## Given instruction
Retype every entry word for word.
===
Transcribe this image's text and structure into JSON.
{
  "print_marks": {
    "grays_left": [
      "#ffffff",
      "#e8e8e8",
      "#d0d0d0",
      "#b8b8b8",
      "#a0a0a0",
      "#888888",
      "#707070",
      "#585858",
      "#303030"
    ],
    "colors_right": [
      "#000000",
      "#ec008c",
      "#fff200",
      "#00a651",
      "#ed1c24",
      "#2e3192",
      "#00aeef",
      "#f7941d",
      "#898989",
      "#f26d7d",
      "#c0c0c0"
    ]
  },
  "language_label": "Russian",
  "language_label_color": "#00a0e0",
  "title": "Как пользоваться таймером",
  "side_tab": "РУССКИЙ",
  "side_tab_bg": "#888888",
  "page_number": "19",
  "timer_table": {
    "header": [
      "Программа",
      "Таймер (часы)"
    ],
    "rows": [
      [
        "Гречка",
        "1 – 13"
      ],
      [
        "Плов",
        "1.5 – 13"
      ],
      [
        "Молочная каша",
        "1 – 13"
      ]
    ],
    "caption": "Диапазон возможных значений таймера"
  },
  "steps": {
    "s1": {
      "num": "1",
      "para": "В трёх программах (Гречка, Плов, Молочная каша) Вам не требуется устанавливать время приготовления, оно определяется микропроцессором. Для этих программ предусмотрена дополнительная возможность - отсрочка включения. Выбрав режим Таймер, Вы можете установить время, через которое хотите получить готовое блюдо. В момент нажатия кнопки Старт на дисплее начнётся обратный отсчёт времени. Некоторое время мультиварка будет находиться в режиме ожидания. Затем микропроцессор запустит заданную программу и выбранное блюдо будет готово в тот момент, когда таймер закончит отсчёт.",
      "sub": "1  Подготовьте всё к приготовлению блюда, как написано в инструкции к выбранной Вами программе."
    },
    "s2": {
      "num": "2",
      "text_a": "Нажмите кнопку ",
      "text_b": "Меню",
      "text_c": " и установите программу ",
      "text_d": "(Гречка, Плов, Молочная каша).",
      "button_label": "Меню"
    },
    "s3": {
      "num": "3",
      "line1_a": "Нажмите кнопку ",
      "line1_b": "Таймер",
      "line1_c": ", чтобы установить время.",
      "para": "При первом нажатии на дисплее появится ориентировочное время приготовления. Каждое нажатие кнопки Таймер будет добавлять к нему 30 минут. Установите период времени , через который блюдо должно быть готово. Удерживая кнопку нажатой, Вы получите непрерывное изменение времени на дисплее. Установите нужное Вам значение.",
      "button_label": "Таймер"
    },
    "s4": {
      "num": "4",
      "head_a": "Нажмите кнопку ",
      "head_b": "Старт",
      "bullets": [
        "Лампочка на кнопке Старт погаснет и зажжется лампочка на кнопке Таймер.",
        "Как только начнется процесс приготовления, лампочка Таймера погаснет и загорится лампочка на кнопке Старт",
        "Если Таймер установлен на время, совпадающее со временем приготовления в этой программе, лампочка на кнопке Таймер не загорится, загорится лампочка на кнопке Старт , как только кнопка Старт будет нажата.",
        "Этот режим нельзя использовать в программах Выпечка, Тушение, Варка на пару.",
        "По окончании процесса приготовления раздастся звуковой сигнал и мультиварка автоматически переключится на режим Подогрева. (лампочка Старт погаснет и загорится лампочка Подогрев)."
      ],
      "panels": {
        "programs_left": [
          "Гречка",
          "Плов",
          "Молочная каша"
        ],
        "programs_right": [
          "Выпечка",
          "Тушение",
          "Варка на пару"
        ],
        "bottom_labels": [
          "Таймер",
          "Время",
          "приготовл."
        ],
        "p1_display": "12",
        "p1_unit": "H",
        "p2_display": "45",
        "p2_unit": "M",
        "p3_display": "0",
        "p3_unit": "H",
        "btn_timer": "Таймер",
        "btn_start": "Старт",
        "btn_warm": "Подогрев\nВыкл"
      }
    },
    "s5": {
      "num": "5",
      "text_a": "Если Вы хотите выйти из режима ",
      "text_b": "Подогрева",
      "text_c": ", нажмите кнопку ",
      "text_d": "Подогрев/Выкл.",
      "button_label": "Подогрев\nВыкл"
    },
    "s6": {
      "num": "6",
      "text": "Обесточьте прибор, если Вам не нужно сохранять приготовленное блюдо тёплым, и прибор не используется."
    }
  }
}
===
## Reply to the exercise
Transcribe this image's text and structure into JSON.
{
  "print_marks": {
    "grays_left": [
      "#ffffff",
      "#e8e8e8",
      "#d0d0d0",
      "#b8b8b8",
      "#a0a0a0",
      "#888888",
      "#707070",
      "#585858",
      "#303030"
    ],
    "colors_right": [
      "#000000",
      "#ec008c",
      "#fff200",
      "#00a651",
      "#ed1c24",
      "#2e3192",
      "#00aeef",
      "#f7941d",
      "#898989",
      "#f26d7d",
      "#c0c0c0"
    ]
  },
  "language_label": "Russian",
  "language_label_color": "#00a0e0",
  "title": "Как пользоваться таймером",
  "side_tab": "РУССКИЙ",
  "side_tab_bg": "#888888",
  "page_number": "19",
  "timer_table": {
    "header": [
      "Программа",
      "Таймер (часы)"
    ],
    "rows": [
      [
        "Гречка",
        "1 – 13"
      ],
      [
        "Плов",
        "1.5 – 13"
      ],
      [
        "Молочная каша",
        "1 – 13"
      ]
    ],
    "caption": "Диапазон возможных значений таймера"
  },
  "steps": {
    "s1": {
      "num": "1",
      "para": "В трёх программах (Гречка, Плов, Молочная каша) Вам не требуется устанавливать время приготовления, оно определяется микропроцессором. Для этих программ предусмотрена дополнительная возможность - отсрочка включения. Выбрав режим Таймер, Вы можете установить время, через которое хотите получить готовое блюдо. В момент нажатия кнопки Старт на дисплее начнётся обратный отсчёт времени. Некоторое время мультиварка будет находиться в режиме ожидания. Затем микропроцессор запустит заданную программу и выбранное блюдо будет готово в тот момент, когда таймер закончит отсчёт.",
      "sub": "1  Подготовьте всё к приготовлению блюда, как написано в инструкции к выбранной Вами программе."
    },
    "s2": {
      "num": "2",
      "text_a": "Нажмите кнопку ",
      "text_b": "Меню",
      "text_c": " и установите программу ",
      "text_d": "(Гречка, Плов, Молочная каша).",
      "button_label": "Меню"
    },
    "s3": {
      "num": "3",
      "line1_a": "Нажмите кнопку ",
      "line1_b": "Таймер",
      "line1_c": ", чтобы установить время.",
      "para": "При первом нажатии на дисплее появится ориентировочное время приготовления. Каждое нажатие кнопки Таймер будет добавлять к нему 30 минут. Установите период времени , через который блюдо должно быть готово. Удерживая кнопку нажатой, Вы получите непрерывное изменение времени на дисплее. Установите нужное Вам значение.",
      "button_label": "Таймер"
    },
    "s4": {
      "num": "4",
      "head_a": "Нажмите кнопку ",
      "head_b": "Старт",
      "bullets": [
        "Лампочка на кнопке Старт погаснет и зажжется лампочка на кнопке Таймер.",
        "Как только начнется процесс приготовления, лампочка Таймера погаснет и загорится лампочка на кнопке Старт",
        "Если Таймер установлен на время, совпадающее со временем приготовления в этой программе, лампочка на кнопке Таймер не загорится, загорится лампочка на кнопке Старт , как только кнопка Старт будет нажата.",
        "Этот режим нельзя использовать в программах Выпечка, Тушение, Варка на пару.",
        "По окончании процесса приготовления раздастся звуковой сигнал и мультиварка автоматически переключится на режим Подогрева. (лампочка Старт погаснет и загорится лампочка Подогрев)."
      ],
      "panels": {
        "programs_left": [
          "Гречка",
          "Плов",
          "Молочная каша"
        ],
        "programs_right": [
          "Выпечка",
          "Тушение",
          "Варка на пару"
        ],
        "bottom_labels": [
          "Таймер",
          "Время",
          "приготовл."
        ],
        "p1_display": "12",
        "p1_unit": "H",
        "p2_display": "45",
        "p2_unit": "M",
        "p3_display": "0",
        "p3_unit": "H",
        "btn_timer": "Таймер",
        "btn_start": "Старт",
        "btn_warm": "Подогрев\nВыкл"
      }
    },
    "s5": {
      "num": "5",
      "text_a": "Если Вы хотите выйти из режима ",
      "text_b": "Подогрева",
      "text_c": ", нажмите кнопку ",
      "text_d": "Подогрев/Выкл.",
      "button_label": "Подогрев\nВыкл"
    },
    "s6": {
      "num": "6",
      "text": "Обесточьте прибор, если Вам не нужно сохранять приготовленное блюдо тёплым, и прибор не используется."
    }
  }
}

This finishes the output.